The problem ▸
Every line must be returned precisely as it is written.

## BEGIN Data for this task

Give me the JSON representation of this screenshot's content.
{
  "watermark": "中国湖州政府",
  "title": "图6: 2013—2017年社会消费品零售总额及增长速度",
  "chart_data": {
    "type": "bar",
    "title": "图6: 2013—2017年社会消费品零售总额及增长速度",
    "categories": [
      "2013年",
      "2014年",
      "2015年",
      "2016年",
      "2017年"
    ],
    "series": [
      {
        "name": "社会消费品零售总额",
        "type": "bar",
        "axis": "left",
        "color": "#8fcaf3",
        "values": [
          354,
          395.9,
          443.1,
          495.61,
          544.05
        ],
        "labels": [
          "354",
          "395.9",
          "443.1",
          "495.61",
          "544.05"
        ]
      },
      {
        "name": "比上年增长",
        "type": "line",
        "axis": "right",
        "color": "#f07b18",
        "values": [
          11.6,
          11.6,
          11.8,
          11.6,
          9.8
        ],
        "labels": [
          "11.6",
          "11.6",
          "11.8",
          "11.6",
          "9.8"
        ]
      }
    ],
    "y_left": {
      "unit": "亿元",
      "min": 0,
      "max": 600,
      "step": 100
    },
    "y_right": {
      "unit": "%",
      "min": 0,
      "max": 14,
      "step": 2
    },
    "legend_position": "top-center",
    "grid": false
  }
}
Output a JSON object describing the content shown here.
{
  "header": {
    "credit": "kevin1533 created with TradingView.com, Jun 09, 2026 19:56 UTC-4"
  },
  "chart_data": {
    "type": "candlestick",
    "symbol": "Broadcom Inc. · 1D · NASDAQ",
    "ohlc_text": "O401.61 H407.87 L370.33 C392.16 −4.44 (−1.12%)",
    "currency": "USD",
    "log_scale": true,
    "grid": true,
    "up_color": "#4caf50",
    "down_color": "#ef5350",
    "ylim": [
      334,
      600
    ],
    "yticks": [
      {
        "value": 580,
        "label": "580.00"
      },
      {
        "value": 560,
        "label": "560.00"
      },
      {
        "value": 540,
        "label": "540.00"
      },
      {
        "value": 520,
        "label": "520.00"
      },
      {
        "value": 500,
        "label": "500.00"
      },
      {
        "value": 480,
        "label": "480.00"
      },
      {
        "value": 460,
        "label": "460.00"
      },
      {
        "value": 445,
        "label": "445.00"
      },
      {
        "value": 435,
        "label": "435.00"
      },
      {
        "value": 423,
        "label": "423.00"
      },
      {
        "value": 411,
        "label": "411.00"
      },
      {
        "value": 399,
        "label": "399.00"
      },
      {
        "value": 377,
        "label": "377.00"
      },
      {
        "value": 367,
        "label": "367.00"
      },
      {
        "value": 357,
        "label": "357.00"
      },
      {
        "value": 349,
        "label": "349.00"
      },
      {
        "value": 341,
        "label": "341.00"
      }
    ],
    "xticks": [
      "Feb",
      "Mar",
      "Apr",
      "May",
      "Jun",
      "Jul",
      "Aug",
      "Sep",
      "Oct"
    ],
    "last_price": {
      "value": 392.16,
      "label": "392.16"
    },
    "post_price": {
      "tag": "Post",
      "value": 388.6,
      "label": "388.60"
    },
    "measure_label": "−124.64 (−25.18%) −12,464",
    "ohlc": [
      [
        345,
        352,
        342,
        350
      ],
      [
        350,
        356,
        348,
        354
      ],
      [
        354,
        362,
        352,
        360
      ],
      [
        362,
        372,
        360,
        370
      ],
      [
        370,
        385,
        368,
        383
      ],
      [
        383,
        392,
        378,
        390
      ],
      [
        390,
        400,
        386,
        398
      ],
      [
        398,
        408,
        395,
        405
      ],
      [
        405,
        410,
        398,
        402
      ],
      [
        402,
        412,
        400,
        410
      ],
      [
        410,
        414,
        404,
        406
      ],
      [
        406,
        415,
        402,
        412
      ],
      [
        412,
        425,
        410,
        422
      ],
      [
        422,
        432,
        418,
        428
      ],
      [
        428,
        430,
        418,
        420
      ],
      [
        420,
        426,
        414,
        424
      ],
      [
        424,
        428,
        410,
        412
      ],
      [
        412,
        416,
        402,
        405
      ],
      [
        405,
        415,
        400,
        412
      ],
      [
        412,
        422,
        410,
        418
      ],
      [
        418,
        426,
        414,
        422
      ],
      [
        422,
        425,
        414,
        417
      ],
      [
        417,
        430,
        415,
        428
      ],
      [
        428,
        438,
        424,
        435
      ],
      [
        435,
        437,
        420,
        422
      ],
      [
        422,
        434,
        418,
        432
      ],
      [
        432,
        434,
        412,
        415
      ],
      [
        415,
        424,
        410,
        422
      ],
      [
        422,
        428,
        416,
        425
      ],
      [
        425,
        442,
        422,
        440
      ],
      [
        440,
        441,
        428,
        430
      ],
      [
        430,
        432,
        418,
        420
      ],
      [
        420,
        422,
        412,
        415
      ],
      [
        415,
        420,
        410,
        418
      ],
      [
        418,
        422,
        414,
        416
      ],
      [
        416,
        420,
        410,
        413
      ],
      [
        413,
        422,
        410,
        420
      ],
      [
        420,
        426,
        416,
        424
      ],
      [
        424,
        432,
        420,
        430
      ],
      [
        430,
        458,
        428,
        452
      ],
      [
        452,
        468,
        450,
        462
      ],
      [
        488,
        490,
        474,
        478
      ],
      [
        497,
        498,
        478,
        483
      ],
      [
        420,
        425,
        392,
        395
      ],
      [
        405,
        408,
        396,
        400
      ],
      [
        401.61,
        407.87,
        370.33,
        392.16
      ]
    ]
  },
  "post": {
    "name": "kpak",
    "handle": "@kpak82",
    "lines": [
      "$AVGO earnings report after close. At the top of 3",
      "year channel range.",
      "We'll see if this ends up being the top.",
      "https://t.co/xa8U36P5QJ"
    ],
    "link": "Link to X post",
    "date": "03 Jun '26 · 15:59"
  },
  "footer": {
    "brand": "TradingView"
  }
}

## END Data for this task

Task solution ▸
Give me the JSON representation of this screenshot's content.
{
  "watermark": "中国湖州政府",
  "title": "图6: 2013—2017年社会消费品零售总额及增长速度",
  "chart_data": {
    "type": "bar",
    "title": "图6: 2013—2017年社会消费品零售总额及增长速度",
    "categories": [
      "2013年",
      "2014年",
      "2015年",
      "2016年",
      "2017年"
    ],
    "series": [
      {
        "name": "社会消费品零售总额",
        "type": "bar",
        "axis": "left",
        "color": "#8fcaf3",
        "values": [
          354,
          395.9,
          443.1,
          495.61,
          544.05
        ],
        "labels": [
          "354",
          "395.9",
          "443.1",
          "495.61",
          "544.05"
        ]
      },
      {
        "name": "比上年增长",
        "type": "line",
        "axis": "right",
        "color": "#f07b18",
        "values": [
          11.6,
          11.6,
          11.8,
          11.6,
          9.8
        ],
        "labels": [
          "11.6",
          "11.6",
          "11.8",
          "11.6",
          "9.8"
        ]
      }
    ],
    "y_left": {
      "unit": "亿元",
      "min": 0,
      "max": 600,
      "step": 100
    },
    "y_right": {
      "unit": "%",
      "min": 0,
      "max": 14,
      "step": 2
    },
    "legend_position": "top-center",
    "grid": false
  }
}
Output a JSON object describing the content shown here.
{
  "header": {
    "credit": "kevin1533 created with TradingView.com, Jun 09, 2026 19:56 UTC-4"
  },
  "chart_data": {
    "type": "candlestick",
    "symbol": "Broadcom Inc. · 1D · NASDAQ",
    "ohlc_text": "O401.61 H407.87 L370.33 C392.16 −4.44 (−1.12%)",
    "currency": "USD",
    "log_scale": true,
    "grid": true,
    "up_color": "#4caf50",
    "down_color": "#ef5350",
    "ylim": [
      334,
      600
    ],
    "yticks": [
      {
        "value": 580,
        "label": "580.00"
      },
      {
        "value": 560,
        "label": "560.00"
      },
      {
        "value": 540,
        "label": "540.00"
      },
      {
        "value": 520,
        "label": "520.00"
      },
      {
        "value": 500,
        "label": "500.00"
      },
      {
        "value": 480,
        "label": "480.00"
      },
      {
        "value": 460,
        "label": "460.00"
      },
      {
        "value": 445,
        "label": "445.00"
      },
      {
        "value": 435,
        "label": "435.00"
      },
      {
        "value": 423,
        "label": "423.00"
      },
      {
        "value": 411,
        "label": "411.00"
      },
      {
        "value": 399,
        "label": "399.00"
      },
      {
        "value": 377,
        "label": "377.00"
      },
      {
        "value": 367,
        "label": "367.00"
      },
      {
        "value": 357,
        "label": "357.00"
      },
      {
        "value": 349,
        "label": "349.00"
      },
      {
        "value": 341,
        "label": "341.00"
      }
    ],
    "xticks": [
      "Feb",
      "Mar",
      "Apr",
      "May",
      "Jun",
      "Jul",
      "Aug",
      "Sep",
      "Oct"
    ],
    "last_price": {
      "value": 392.16,
      "label": "392.16"
    },
    "post_price": {
      "tag": "Post",
      "value": 388.6,
      "label": "388.60"
    },
    "measure_label": "−124.64 (−25.18%) −12,464",
    "ohlc": [
      [
        345,
        352,
        342,
        350
      ],
      [
        350,
        356,
        348,
        354
      ],
      [
        354,
        362,
        352,
        360
      ],
      [
        362,
        372,
        360,
        370
      ],
      [
        370,
        385,
        368,
        383
      ],
      [
        383,
        392,
        378,
        390
      ],
      [
        390,
        400,
        386,
        398
      ],
      [
        398,
        408,
        395,
        405
      ],
      [
        405,
        410,
        398,
        402
      ],
      [
        402,
        412,
        400,
        410
      ],
      [
        410,
        414,
        404,
        406
      ],
      [
        406,
        415,
        402,
        412
      ],
      [
        412,
        425,
        410,
        422
      ],
      [
        422,
        432,
        418,
        428
      ],
      [
        428,
        430,
        418,
        420
      ],
      [
        420,
        426,
        414,
        424
      ],
      [
        424,
        428,
        410,
        412
      ],
      [
        412,
        416,
        402,
        405
      ],
      [
        405,
        415,
        400,
        412
      ],
      [
        412,
        422,
        410,
        418
      ],
      [
        418,
        426,
        414,
        422
      ],
      [
        422,
        425,
        414,
        417
      ],
      [
        417,
        430,
        415,
        428
      ],
      [
        428,
        438,
        424,
        435
      ],
      [
        435,
        437,
        420,
        422
      ],
      [
        422,
        434,
        418,
        432
      ],
      [
        432,
        434,
        412,
        415
      ],
      [
        415,
        424,
        410,
        422
      ],
      [
        422,
        428,
        416,
        425
      ],
      [
        425,
        442,
        422,
        440
      ],
      [
        440,
        441,
        428,
        430
      ],
      [
        430,
        432,
        418,
        420
      ],
      [
        420,
        422,
        412,
        415
      ],
      [
        415,
        420,
        410,
        418
      ],
      [
        418,
        422,
        414,
        416
      ],
      [
        416,
        420,
        410,
        413
      ],
      [
        413,
        422,
        410,
        420
      ],
      [
        420,
        426,
        416,
        424
      ],
      [
        424,
        432,
        420,
        430
      ],
      [
        430,
        458,
        428,
        452
      ],
      [
        452,
        468,
        450,
        462
      ],
      [
        488,
        490,
        474,
        478
      ],
      [
        497,
        498,
        478,
        483
      ],
      [
        420,
        425,
        392,
        395
      ],
      [
        405,
        408,
        396,
        400
      ],
      [
        401.61,
        407.87,
        370.33,
        392.16
      ]
    ]
  },
  "post": {
    "name": "kpak",
    "handle": "@kpak82",
    "lines": [
      "$AVGO earnings report after close. At the top of 3",
      "year channel range.",
      "We'll see if this ends up being the top.",
      "https://t.co/xa8U36P5QJ"
    ],
    "link": "Link to X post",
    "date": "03 Jun '26 · 15:59"
  },
  "footer": {
    "brand": "TradingView"
  }
}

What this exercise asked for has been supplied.